Exercise directions:
Repeat the listing exactly as given, omitting every image.

[Entries with figure data]
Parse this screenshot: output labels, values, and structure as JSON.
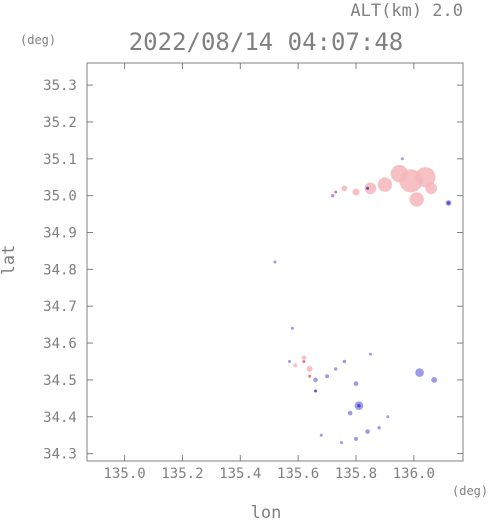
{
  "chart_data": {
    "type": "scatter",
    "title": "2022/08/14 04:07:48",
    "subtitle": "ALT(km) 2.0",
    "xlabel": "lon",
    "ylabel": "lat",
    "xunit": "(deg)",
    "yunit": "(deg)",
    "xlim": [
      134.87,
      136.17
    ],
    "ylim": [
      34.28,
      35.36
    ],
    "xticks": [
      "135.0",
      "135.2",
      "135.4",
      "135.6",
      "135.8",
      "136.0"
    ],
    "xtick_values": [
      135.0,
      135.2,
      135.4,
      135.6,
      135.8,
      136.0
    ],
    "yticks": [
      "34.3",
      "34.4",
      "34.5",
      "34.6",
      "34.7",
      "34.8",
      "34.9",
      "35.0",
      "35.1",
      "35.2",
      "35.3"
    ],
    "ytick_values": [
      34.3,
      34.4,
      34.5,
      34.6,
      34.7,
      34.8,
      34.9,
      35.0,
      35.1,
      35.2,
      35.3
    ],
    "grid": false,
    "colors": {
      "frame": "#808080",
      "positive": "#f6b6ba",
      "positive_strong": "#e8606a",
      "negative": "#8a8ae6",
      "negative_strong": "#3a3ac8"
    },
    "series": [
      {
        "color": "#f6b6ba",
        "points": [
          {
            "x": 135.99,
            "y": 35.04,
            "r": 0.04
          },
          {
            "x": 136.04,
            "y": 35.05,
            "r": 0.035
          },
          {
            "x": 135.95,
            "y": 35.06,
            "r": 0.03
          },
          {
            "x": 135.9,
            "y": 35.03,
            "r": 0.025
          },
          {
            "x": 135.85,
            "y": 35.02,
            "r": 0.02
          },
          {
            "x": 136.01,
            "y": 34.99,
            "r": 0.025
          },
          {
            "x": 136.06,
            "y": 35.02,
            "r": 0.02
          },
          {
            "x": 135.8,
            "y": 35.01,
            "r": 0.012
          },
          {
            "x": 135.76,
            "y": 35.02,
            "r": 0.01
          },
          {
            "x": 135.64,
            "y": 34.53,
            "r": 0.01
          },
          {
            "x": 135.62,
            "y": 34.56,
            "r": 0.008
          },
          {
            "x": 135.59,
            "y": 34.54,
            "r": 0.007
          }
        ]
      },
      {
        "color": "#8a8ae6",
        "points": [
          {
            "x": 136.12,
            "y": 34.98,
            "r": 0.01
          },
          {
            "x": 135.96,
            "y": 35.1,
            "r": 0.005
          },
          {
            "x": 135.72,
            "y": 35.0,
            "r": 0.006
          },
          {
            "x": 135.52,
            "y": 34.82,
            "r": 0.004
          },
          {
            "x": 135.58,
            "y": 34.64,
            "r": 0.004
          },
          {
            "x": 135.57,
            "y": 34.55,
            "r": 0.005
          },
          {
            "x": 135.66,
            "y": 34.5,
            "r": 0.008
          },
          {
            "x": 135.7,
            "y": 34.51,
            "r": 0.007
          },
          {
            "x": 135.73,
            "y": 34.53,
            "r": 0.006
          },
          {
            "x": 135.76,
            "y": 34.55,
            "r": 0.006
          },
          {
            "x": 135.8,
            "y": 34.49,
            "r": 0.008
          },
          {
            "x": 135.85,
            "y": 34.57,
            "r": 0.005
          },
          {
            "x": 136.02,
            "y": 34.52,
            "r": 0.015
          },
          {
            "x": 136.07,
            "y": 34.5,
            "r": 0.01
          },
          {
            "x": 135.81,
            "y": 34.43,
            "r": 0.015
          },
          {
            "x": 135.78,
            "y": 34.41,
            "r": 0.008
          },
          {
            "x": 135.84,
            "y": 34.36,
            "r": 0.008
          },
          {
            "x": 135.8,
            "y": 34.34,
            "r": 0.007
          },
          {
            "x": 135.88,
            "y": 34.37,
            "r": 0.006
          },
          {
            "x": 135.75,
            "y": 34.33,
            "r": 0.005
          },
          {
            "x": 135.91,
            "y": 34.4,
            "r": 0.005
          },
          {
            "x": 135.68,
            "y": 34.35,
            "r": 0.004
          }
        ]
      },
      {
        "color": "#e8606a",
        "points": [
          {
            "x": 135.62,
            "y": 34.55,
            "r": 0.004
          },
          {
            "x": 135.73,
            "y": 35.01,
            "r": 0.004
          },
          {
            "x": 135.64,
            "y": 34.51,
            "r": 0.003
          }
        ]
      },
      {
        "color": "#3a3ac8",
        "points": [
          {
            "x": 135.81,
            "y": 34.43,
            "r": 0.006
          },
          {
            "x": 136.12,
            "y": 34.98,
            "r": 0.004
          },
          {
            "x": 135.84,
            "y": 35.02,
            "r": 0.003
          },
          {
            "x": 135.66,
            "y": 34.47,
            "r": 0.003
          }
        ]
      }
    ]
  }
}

Result of the task:
Parse this screenshot: output labels, values, and structure as JSON.
{
  "chart_data": {
    "type": "scatter",
    "title": "2022/08/14 04:07:48",
    "subtitle": "ALT(km) 2.0",
    "xlabel": "lon",
    "ylabel": "lat",
    "xunit": "(deg)",
    "yunit": "(deg)",
    "xlim": [
      134.87,
      136.17
    ],
    "ylim": [
      34.28,
      35.36
    ],
    "xticks": [
      "135.0",
      "135.2",
      "135.4",
      "135.6",
      "135.8",
      "136.0"
    ],
    "xtick_values": [
      135.0,
      135.2,
      135.4,
      135.6,
      135.8,
      136.0
    ],
    "yticks": [
      "34.3",
      "34.4",
      "34.5",
      "34.6",
      "34.7",
      "34.8",
      "34.9",
      "35.0",
      "35.1",
      "35.2",
      "35.3"
    ],
    "ytick_values": [
      34.3,
      34.4,
      34.5,
      34.6,
      34.7,
      34.8,
      34.9,
      35.0,
      35.1,
      35.2,
      35.3
    ],
    "grid": false,
    "colors": {
      "frame": "#808080",
      "positive": "#f6b6ba",
      "positive_strong": "#e8606a",
      "negative": "#8a8ae6",
      "negative_strong": "#3a3ac8"
    },
    "series": [
      {
        "color": "#f6b6ba",
        "points": [
          {
            "x": 135.99,
            "y": 35.04,
            "r": 0.04
          },
          {
            "x": 136.04,
            "y": 35.05,
            "r": 0.035
          },
          {
            "x": 135.95,
            "y": 35.06,
            "r": 0.03
          },
          {
            "x": 135.9,
            "y": 35.03,
            "r": 0.025
          },
          {
            "x": 135.85,
            "y": 35.02,
            "r": 0.02
          },
          {
            "x": 136.01,
            "y": 34.99,
            "r": 0.025
          },
          {
            "x": 136.06,
            "y": 35.02,
            "r": 0.02
          },
          {
            "x": 135.8,
            "y": 35.01,
            "r": 0.012
          },
          {
            "x": 135.76,
            "y": 35.02,
            "r": 0.01
          },
          {
            "x": 135.64,
            "y": 34.53,
            "r": 0.01
          },
          {
            "x": 135.62,
            "y": 34.56,
            "r": 0.008
          },
          {
            "x": 135.59,
            "y": 34.54,
            "r": 0.007
          }
        ]
      },
      {
        "color": "#8a8ae6",
        "points": [
          {
            "x": 136.12,
            "y": 34.98,
            "r": 0.01
          },
          {
            "x": 135.96,
            "y": 35.1,
            "r": 0.005
          },
          {
            "x": 135.72,
            "y": 35.0,
            "r": 0.006
          },
          {
            "x": 135.52,
            "y": 34.82,
            "r": 0.004
          },
          {
            "x": 135.58,
            "y": 34.64,
            "r": 0.004
          },
          {
            "x": 135.57,
            "y": 34.55,
            "r": 0.005
          },
          {
            "x": 135.66,
            "y": 34.5,
            "r": 0.008
          },
          {
            "x": 135.7,
            "y": 34.51,
            "r": 0.007
          },
          {
            "x": 135.73,
            "y": 34.53,
            "r": 0.006
          },
          {
            "x": 135.76,
            "y": 34.55,
            "r": 0.006
          },
          {
            "x": 135.8,
            "y": 34.49,
            "r": 0.008
          },
          {
            "x": 135.85,
            "y": 34.57,
            "r": 0.005
          },
          {
            "x": 136.02,
            "y": 34.52,
            "r": 0.015
          },
          {
            "x": 136.07,
            "y": 34.5,
            "r": 0.01
          },
          {
            "x": 135.81,
            "y": 34.43,
            "r": 0.015
          },
          {
            "x": 135.78,
            "y": 34.41,
            "r": 0.008
          },
          {
            "x": 135.84,
            "y": 34.36,
            "r": 0.008
          },
          {
            "x": 135.8,
            "y": 34.34,
            "r": 0.007
          },
          {
            "x": 135.88,
            "y": 34.37,
            "r": 0.006
          },
          {
            "x": 135.75,
            "y": 34.33,
            "r": 0.005
          },
          {
            "x": 135.91,
            "y": 34.4,
            "r": 0.005
          },
          {
            "x": 135.68,
            "y": 34.35,
            "r": 0.004
          }
        ]
      },
      {
        "color": "#e8606a",
        "points": [
          {
            "x": 135.62,
            "y": 34.55,
            "r": 0.004
          },
          {
            "x": 135.73,
            "y": 35.01,
            "r": 0.004
          },
          {
            "x": 135.64,
            "y": 34.51,
            "r": 0.003
          }
        ]
      },
      {
        "color": "#3a3ac8",
        "points": [
          {
            "x": 135.81,
            "y": 34.43,
            "r": 0.006
          },
          {
            "x": 136.12,
            "y": 34.98,
            "r": 0.004
          },
          {
            "x": 135.84,
            "y": 35.02,
            "r": 0.003
          },
          {
            "x": 135.66,
            "y": 34.47,
            "r": 0.003
          }
        ]
      }
    ]
  }
}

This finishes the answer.